■ Task
Find each line with the string "this" and report it.

Dataset entries:

** begin **

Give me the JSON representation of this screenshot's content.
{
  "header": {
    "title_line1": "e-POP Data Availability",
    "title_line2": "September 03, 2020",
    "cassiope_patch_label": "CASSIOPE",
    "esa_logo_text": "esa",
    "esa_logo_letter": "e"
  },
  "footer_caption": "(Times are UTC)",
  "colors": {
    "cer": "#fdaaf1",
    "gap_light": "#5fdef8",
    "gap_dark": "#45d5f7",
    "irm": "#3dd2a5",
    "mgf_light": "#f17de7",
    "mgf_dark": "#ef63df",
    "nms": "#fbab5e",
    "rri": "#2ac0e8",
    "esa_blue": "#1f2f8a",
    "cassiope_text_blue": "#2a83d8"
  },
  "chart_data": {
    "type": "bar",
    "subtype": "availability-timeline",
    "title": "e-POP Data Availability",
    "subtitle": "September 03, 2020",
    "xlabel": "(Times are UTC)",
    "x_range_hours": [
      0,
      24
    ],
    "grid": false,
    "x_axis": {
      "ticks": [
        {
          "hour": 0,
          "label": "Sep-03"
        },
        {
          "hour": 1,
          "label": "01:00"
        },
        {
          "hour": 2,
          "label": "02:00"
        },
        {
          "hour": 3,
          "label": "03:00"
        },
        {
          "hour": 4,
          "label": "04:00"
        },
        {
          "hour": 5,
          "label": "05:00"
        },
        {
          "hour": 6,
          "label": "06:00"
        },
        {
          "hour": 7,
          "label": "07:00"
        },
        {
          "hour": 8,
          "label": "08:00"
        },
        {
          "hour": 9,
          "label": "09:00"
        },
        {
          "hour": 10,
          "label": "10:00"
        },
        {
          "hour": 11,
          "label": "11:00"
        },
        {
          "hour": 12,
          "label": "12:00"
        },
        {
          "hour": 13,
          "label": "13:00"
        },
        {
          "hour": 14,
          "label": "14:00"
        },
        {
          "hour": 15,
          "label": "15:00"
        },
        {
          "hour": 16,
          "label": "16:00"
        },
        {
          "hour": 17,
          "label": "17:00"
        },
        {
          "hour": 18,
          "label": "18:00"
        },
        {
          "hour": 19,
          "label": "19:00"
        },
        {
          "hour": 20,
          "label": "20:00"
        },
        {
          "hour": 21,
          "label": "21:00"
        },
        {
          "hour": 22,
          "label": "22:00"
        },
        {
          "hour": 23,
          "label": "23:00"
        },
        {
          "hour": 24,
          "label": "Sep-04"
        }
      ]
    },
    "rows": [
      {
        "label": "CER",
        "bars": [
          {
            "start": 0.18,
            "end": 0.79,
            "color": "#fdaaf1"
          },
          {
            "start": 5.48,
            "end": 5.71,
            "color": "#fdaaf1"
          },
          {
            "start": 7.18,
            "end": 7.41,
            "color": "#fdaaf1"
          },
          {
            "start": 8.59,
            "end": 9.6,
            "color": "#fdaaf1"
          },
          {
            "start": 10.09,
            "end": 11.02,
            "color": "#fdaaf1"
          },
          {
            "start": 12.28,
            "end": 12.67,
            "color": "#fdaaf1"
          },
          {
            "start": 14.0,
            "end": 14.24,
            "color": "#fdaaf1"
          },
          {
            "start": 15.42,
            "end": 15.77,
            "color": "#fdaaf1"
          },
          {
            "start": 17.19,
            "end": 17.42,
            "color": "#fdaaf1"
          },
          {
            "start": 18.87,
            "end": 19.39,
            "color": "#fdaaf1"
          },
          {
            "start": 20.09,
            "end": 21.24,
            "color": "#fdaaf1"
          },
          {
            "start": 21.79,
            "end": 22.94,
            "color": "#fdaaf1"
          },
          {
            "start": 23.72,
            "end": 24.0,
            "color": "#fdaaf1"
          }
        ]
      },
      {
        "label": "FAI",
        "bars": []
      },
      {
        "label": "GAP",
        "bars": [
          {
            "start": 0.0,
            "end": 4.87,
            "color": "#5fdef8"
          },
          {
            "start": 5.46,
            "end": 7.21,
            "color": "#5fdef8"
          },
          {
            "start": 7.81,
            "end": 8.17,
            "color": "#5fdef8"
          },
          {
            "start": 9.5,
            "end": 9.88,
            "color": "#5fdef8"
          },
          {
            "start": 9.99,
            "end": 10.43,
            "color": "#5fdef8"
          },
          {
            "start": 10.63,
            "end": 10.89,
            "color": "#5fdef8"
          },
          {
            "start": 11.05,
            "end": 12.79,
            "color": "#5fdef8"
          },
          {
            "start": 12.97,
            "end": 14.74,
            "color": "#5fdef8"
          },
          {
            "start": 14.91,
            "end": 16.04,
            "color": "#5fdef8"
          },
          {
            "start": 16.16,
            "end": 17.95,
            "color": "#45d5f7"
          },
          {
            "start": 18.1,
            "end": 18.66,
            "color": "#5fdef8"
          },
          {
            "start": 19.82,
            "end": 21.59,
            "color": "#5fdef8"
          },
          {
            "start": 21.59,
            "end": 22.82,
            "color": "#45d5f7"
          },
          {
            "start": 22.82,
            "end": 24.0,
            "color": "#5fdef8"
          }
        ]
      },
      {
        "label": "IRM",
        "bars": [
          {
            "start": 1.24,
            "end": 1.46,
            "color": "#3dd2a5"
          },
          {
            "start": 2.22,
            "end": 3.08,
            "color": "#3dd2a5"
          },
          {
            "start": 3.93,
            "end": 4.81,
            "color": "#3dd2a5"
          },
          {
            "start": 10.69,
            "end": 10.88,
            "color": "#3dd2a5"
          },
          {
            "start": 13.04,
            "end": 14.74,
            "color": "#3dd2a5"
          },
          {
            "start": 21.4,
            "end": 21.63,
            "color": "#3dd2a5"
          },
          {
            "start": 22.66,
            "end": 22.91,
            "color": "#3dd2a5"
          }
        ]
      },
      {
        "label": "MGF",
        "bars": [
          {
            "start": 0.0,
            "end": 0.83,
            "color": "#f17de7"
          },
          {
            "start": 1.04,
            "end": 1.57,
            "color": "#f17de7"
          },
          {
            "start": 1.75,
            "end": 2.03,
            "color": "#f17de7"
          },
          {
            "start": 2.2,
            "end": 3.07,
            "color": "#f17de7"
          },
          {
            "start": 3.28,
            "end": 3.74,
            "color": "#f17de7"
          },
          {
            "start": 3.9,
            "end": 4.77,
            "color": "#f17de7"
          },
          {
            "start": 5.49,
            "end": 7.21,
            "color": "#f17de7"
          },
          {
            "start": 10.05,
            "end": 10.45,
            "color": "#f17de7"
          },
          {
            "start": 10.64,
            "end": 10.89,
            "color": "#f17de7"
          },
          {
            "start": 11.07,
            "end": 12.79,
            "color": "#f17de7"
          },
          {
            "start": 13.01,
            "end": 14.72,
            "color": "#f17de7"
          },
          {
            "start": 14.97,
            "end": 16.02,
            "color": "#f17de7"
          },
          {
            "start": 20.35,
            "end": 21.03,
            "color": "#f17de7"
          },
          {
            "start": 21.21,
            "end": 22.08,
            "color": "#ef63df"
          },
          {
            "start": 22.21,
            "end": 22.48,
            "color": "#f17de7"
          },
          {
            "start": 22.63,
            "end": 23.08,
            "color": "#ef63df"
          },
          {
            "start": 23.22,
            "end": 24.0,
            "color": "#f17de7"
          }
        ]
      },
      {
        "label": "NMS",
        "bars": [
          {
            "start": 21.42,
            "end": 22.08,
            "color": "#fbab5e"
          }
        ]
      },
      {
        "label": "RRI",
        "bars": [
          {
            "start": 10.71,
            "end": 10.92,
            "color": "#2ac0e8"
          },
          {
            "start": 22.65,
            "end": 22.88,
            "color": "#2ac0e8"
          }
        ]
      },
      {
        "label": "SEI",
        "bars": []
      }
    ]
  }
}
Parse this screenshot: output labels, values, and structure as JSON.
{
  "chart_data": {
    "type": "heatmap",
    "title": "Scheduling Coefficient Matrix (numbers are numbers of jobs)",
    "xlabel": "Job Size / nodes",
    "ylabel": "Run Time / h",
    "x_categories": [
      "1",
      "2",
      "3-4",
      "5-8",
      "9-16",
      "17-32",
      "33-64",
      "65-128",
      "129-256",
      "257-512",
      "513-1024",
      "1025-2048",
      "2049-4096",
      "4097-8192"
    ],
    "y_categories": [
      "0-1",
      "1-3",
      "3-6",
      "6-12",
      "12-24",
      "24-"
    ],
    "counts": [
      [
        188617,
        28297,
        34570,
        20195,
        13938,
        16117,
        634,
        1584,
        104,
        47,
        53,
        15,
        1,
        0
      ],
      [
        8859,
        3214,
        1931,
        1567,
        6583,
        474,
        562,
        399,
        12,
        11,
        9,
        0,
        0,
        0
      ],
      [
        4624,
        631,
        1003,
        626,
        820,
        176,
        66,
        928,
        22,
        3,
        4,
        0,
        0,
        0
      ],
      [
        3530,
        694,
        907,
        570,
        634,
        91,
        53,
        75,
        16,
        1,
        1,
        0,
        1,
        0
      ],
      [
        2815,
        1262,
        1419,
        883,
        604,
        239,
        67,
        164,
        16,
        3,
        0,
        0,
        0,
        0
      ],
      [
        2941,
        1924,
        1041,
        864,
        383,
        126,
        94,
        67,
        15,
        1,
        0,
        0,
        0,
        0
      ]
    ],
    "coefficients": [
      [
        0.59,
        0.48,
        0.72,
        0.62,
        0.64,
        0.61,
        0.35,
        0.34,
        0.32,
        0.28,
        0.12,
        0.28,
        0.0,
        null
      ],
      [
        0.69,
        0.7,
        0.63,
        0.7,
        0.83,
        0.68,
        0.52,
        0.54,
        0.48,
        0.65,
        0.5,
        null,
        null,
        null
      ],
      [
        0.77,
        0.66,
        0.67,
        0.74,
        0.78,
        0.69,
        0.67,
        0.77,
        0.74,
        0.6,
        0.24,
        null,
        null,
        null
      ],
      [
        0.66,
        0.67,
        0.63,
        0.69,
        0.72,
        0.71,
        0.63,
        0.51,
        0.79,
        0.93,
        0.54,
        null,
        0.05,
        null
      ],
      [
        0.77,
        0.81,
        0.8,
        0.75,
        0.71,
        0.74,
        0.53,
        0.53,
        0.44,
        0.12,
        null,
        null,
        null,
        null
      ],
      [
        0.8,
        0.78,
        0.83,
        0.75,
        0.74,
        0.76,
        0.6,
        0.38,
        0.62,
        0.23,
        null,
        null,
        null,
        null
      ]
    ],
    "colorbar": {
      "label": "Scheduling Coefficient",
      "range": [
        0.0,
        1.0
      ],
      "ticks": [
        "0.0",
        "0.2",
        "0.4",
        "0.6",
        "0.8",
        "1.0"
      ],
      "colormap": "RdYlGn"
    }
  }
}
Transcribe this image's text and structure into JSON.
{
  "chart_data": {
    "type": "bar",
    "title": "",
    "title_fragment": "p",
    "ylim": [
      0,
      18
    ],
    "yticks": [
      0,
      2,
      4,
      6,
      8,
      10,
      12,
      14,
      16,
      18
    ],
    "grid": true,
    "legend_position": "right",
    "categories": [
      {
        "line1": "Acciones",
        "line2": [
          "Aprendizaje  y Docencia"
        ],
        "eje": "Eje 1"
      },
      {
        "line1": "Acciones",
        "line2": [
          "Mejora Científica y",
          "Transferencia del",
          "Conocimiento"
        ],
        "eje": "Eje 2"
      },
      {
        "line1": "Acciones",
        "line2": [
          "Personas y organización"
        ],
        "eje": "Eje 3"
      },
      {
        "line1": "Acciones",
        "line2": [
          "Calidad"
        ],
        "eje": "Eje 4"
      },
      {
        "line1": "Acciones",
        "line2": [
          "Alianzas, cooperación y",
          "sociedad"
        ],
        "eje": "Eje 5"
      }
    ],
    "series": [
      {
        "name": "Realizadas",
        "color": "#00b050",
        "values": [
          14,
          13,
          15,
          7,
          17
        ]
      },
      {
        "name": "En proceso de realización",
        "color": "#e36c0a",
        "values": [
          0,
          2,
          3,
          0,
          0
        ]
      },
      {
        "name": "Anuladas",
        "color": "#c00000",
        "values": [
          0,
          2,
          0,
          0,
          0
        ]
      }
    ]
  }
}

** end **

■ Reply to the exercise
Give me the JSON representation of this screenshot's content.
Parse this screenshot: output labels, values, and structure as JSON.
Transcribe this image's text and structure into JSON.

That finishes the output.